WHAT THE EXERCISE ASKS —
Repeat everything in the parallel INSERT SELECT post from "(1) The overhead" down to "indexes, or triggers.", word for word.

TEXT —
Parallel INSERT SELECT take 2

tsunakawa.ta...@fujitsu.com Sun, 11 Apr 2021 18:22:31 -0700

This is another try of [1].


BACKGROUND
========================================

We want to realize parallel INSERT SELECT in the following steps:
1) INSERT + parallel SELECT
2) Parallel INSERT + parallel SELECT

Below are example use cases.  We don't expect high concurrency or an empty data 
source.
* Data loading (ETL or ELT) into an analytics database, typically a data ware 
house.
* Batch processing in an OLTP database.


PROBLEMS
========================================

(1) The overhead of checking parallel-safety could be large
We have to check the target table and its child partitions for parallel safety. 
 That is, we make sure those relations don't have parallel-unsafe domains, 
constraints, indexes, or triggers.

What we should check is the relations into which the statement actually inserts 
data.  However, the planner does not know which relations will be actually 
inserted into.  So, the planner has to check all descendant partitions of a 
target table.  When the target table has many partitions, this overhead could 
be unacceptable when compared to the benefit gained from parallelism.


(2) There's no mechanism for parallel workers to assign an XID
Parallel workers need an XID of the current (sub)transaction when actually 
inserting a tuple (i.e., calling heap_insert()).  When the leader has not got 
the XID yet, the worker may have to assign a new XID and communicate it to the 
leader and other workers so that all parallel processes use the same XID.


SOLUTION TO (1)
========================================

The candidate ideas are:

1) Caching the result of parallel-safety check
The planner stores the result of checking parallel safety for each relation in 
relcache, or some purpose-built hash table in shared memory.

The problems are:

* Even if the target relation turns out to be parallel safe by looking at those 
data structures, we cannot assume it remains true until the SQL statement 
finishes.  For instance, other sessions might add a parallel-unsafe index to 
its descendant relations.  Other examples include that when the user changes 
the parallel safety of indexes or triggers by running ALTER FUNCTION on the 
underlying index AM function or trigger function, the relcache entry of the 
table or index is not invalidated, so the correct parallel safety is not 
maintained in the cache.

Labeled region lines
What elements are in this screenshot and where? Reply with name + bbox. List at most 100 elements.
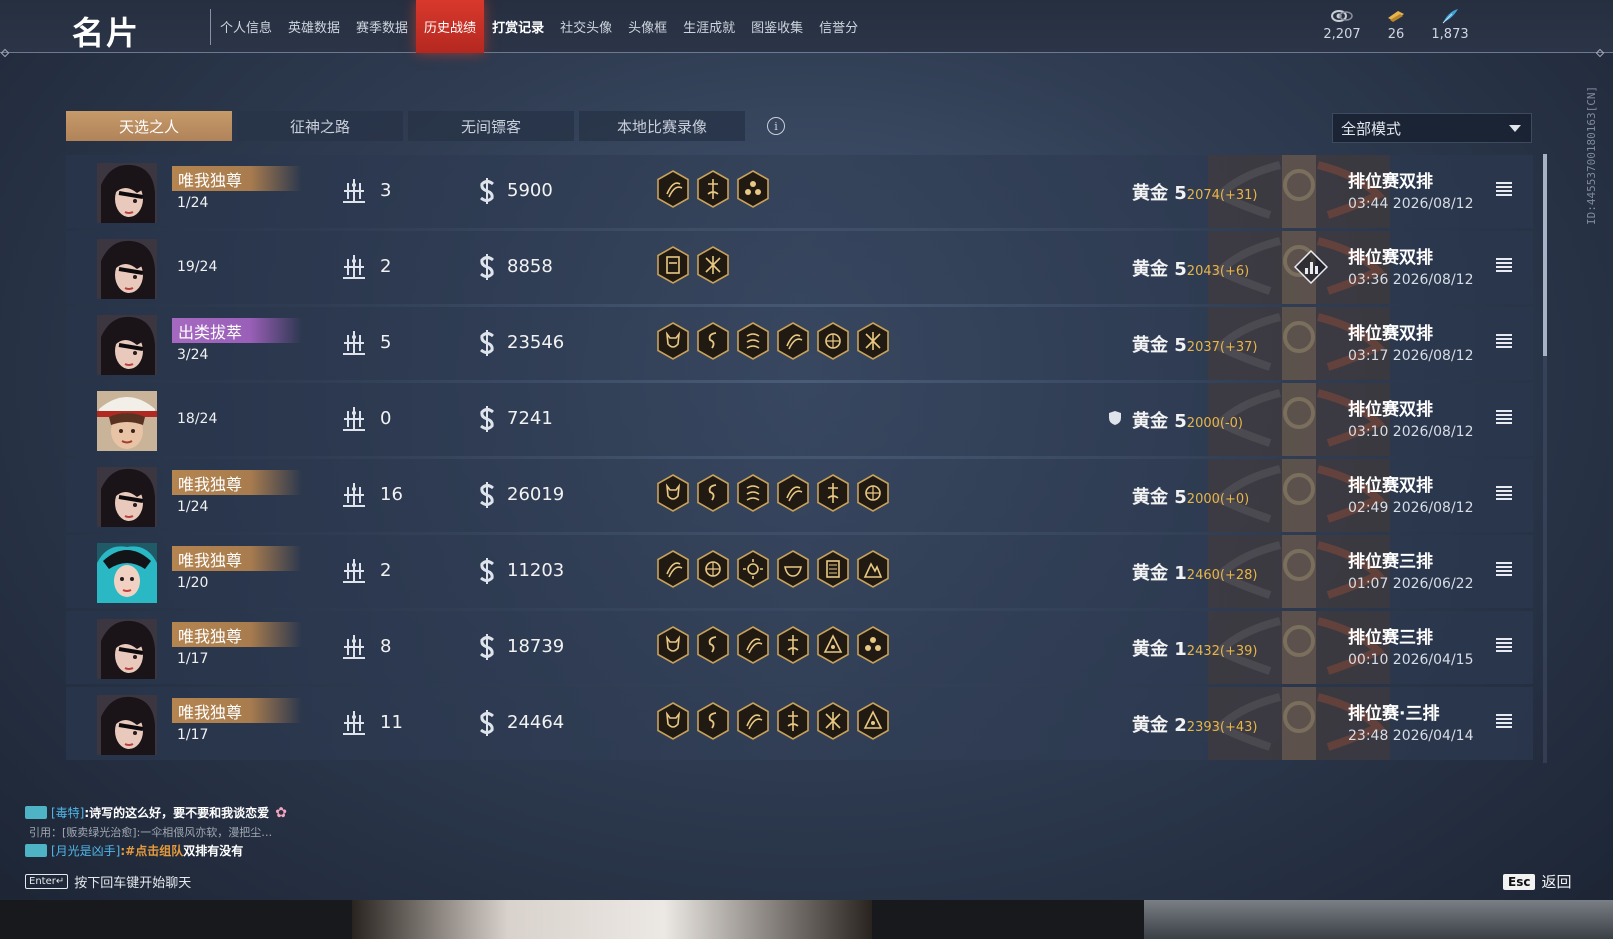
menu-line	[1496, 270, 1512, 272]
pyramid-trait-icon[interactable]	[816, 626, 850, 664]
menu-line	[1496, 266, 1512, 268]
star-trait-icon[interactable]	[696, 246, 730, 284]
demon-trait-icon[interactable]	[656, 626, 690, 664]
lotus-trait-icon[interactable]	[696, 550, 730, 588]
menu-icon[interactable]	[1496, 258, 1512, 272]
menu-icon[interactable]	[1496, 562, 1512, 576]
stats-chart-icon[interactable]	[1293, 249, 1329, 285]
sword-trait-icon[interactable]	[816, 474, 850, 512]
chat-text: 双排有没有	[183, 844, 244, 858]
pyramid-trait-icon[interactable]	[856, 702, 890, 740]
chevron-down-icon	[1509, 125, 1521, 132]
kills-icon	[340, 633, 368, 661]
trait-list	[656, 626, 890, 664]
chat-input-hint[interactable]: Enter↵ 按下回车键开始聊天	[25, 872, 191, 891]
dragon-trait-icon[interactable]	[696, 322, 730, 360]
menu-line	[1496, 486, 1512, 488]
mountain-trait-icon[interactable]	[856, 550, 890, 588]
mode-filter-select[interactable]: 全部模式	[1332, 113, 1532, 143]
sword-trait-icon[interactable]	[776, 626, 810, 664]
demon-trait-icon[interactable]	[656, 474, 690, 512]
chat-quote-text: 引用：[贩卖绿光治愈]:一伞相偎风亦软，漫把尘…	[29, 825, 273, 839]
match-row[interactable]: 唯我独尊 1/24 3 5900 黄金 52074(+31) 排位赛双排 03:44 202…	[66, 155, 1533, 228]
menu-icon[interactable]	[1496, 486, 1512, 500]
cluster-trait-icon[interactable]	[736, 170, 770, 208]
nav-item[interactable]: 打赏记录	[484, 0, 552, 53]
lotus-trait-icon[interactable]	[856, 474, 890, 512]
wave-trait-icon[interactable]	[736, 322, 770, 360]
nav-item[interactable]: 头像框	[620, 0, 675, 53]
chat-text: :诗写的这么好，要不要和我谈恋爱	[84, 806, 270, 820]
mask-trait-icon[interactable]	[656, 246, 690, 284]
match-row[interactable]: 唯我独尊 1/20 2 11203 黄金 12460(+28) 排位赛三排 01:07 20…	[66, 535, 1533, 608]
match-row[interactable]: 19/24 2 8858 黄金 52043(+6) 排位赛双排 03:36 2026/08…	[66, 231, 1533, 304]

REPLY —
(1) The overhead of checking parallel-safety could be large
We have to check the target table and its child partitions for parallel safety. 
 That is, we make sure those relations don't have parallel-unsafe domains, 
constraints, indexes, or triggers.